Task directions
Set the listing down unchanged, minus every embedded image.

Data tied to figure images
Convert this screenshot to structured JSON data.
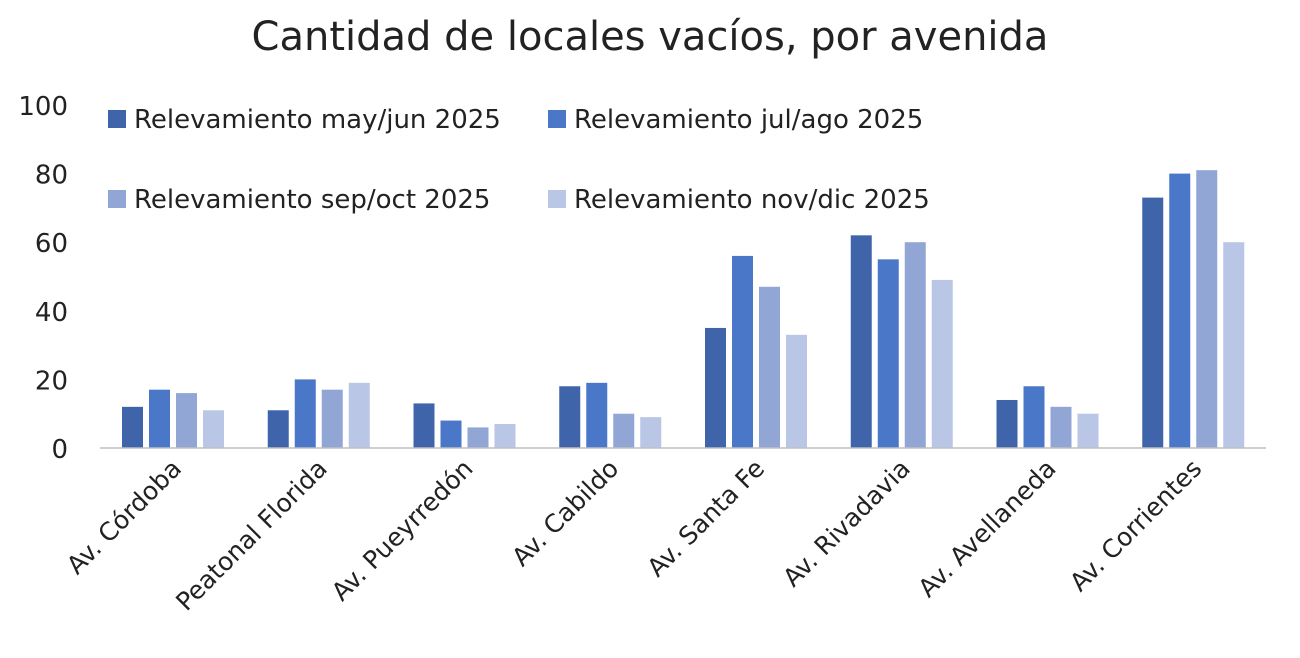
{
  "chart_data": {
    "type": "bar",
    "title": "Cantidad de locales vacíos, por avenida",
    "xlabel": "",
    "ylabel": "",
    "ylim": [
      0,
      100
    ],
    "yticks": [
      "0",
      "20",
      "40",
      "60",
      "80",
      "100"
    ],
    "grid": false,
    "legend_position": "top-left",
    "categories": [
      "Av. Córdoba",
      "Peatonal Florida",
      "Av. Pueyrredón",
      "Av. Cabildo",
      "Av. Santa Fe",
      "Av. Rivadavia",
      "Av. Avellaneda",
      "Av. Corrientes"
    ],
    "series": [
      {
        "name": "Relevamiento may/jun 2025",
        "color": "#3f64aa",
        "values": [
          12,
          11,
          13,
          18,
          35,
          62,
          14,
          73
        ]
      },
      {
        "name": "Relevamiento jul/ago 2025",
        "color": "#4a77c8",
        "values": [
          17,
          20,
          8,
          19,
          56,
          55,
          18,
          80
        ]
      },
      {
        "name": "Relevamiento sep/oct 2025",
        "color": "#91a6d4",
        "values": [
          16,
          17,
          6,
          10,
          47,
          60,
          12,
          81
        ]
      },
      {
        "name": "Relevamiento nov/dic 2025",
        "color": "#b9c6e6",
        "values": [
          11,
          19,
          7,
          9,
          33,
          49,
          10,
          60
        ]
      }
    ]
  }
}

Final result
Convert this screenshot to structured JSON data.
{
  "chart_data": {
    "type": "bar",
    "title": "Cantidad de locales vacíos, por avenida",
    "xlabel": "",
    "ylabel": "",
    "ylim": [
      0,
      100
    ],
    "yticks": [
      "0",
      "20",
      "40",
      "60",
      "80",
      "100"
    ],
    "grid": false,
    "legend_position": "top-left",
    "categories": [
      "Av. Córdoba",
      "Peatonal Florida",
      "Av. Pueyrredón",
      "Av. Cabildo",
      "Av. Santa Fe",
      "Av. Rivadavia",
      "Av. Avellaneda",
      "Av. Corrientes"
    ],
    "series": [
      {
        "name": "Relevamiento may/jun 2025",
        "color": "#3f64aa",
        "values": [
          12,
          11,
          13,
          18,
          35,
          62,
          14,
          73
        ]
      },
      {
        "name": "Relevamiento jul/ago 2025",
        "color": "#4a77c8",
        "values": [
          17,
          20,
          8,
          19,
          56,
          55,
          18,
          80
        ]
      },
      {
        "name": "Relevamiento sep/oct 2025",
        "color": "#91a6d4",
        "values": [
          16,
          17,
          6,
          10,
          47,
          60,
          12,
          81
        ]
      },
      {
        "name": "Relevamiento nov/dic 2025",
        "color": "#b9c6e6",
        "values": [
          11,
          19,
          7,
          9,
          33,
          49,
          10,
          60
        ]
      }
    ]
  }
}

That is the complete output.